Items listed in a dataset
####

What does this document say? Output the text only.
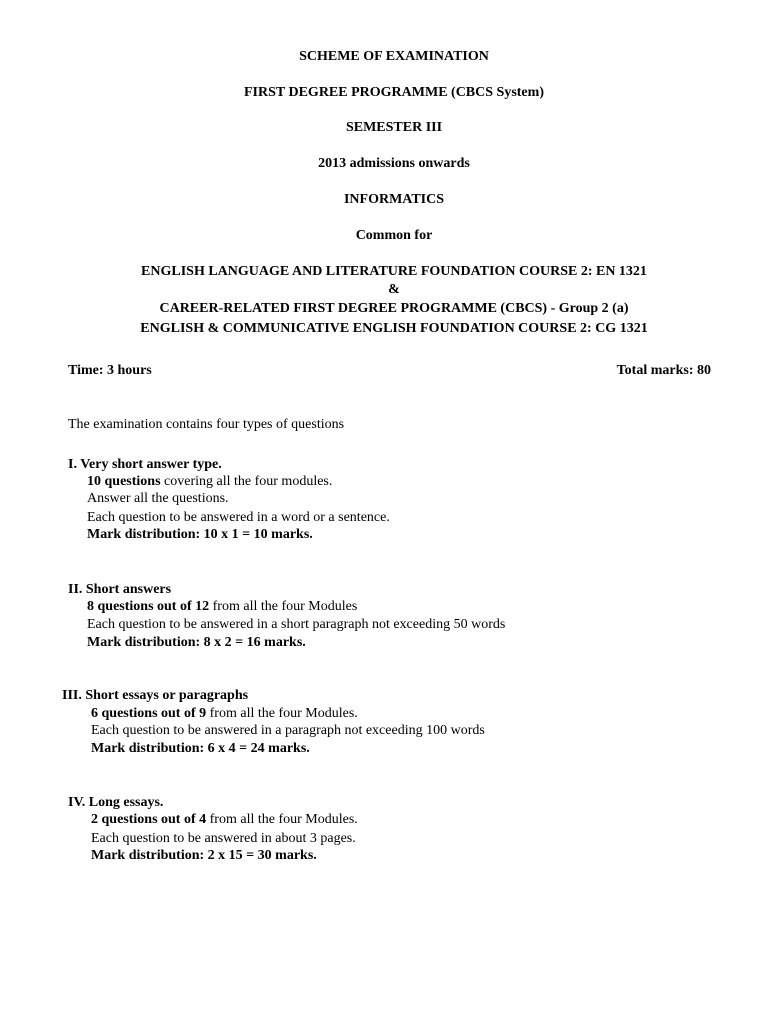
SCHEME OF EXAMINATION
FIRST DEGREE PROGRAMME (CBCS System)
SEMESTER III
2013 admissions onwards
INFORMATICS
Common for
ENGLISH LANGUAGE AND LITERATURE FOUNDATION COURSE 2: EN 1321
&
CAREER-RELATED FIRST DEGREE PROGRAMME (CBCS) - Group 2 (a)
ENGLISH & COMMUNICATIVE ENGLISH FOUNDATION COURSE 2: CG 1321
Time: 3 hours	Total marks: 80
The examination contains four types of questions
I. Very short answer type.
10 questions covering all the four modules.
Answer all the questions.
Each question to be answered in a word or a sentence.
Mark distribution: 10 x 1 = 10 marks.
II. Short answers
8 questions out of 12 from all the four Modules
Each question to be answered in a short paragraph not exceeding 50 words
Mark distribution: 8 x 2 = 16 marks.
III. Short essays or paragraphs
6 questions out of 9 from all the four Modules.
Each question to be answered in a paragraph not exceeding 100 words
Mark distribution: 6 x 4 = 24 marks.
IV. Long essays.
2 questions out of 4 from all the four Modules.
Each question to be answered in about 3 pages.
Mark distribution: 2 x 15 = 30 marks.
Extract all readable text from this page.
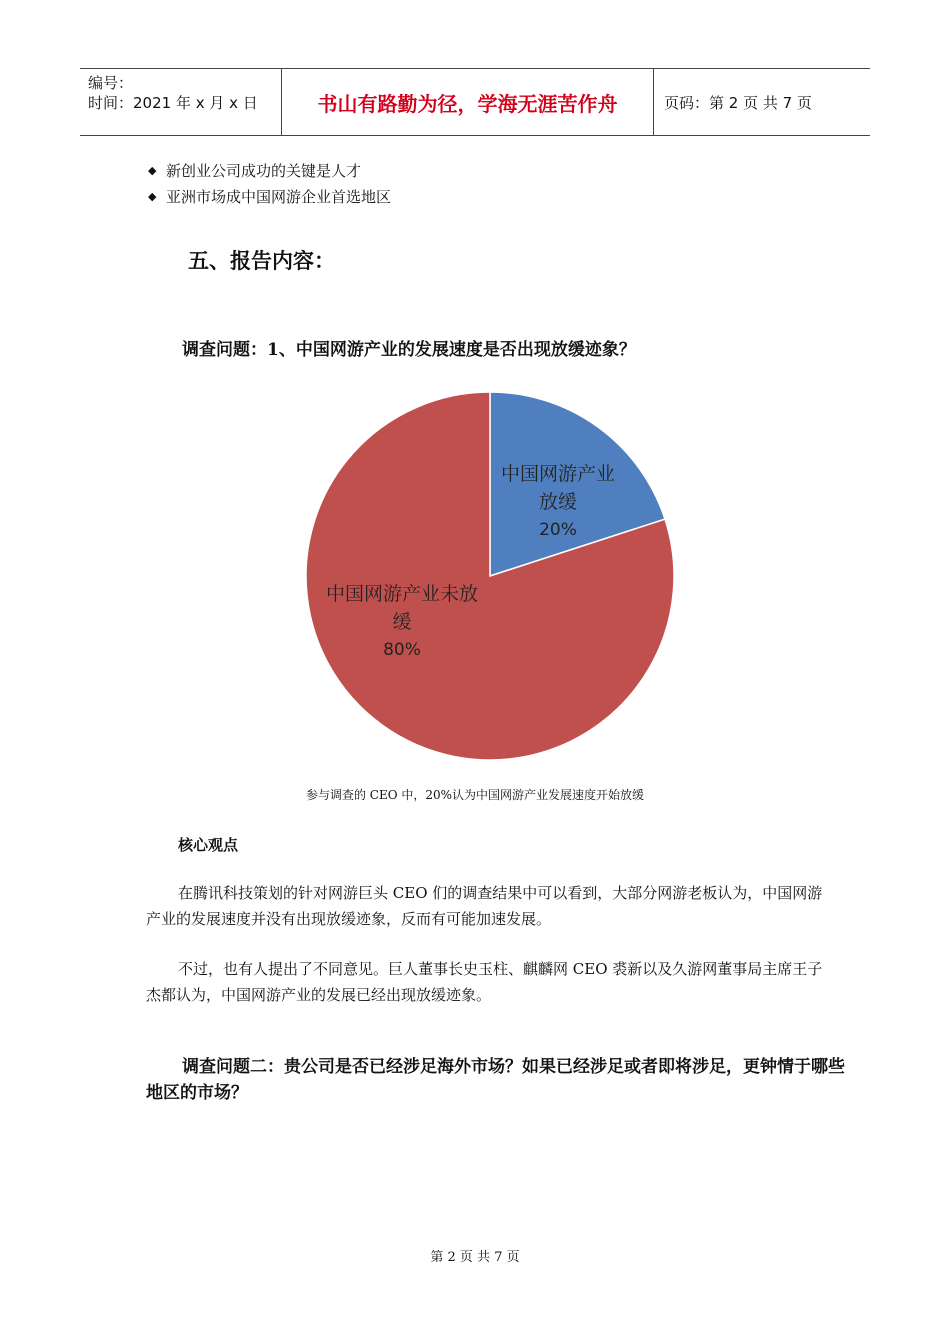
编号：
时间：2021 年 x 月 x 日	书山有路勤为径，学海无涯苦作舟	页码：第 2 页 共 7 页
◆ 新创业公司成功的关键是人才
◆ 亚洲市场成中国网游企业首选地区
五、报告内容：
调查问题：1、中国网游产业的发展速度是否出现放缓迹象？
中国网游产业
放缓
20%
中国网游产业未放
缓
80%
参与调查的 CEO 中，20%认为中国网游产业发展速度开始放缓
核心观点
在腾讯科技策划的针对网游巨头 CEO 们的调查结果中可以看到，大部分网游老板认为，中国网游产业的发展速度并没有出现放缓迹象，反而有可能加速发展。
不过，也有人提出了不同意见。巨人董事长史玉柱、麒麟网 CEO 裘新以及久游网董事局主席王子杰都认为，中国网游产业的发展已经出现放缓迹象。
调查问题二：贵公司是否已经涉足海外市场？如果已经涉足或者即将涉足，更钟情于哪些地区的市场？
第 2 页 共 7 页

####

=== What is required ===
Determine how many lines of the listing above include the word "answered", and report that number only.

=== Written response ===
4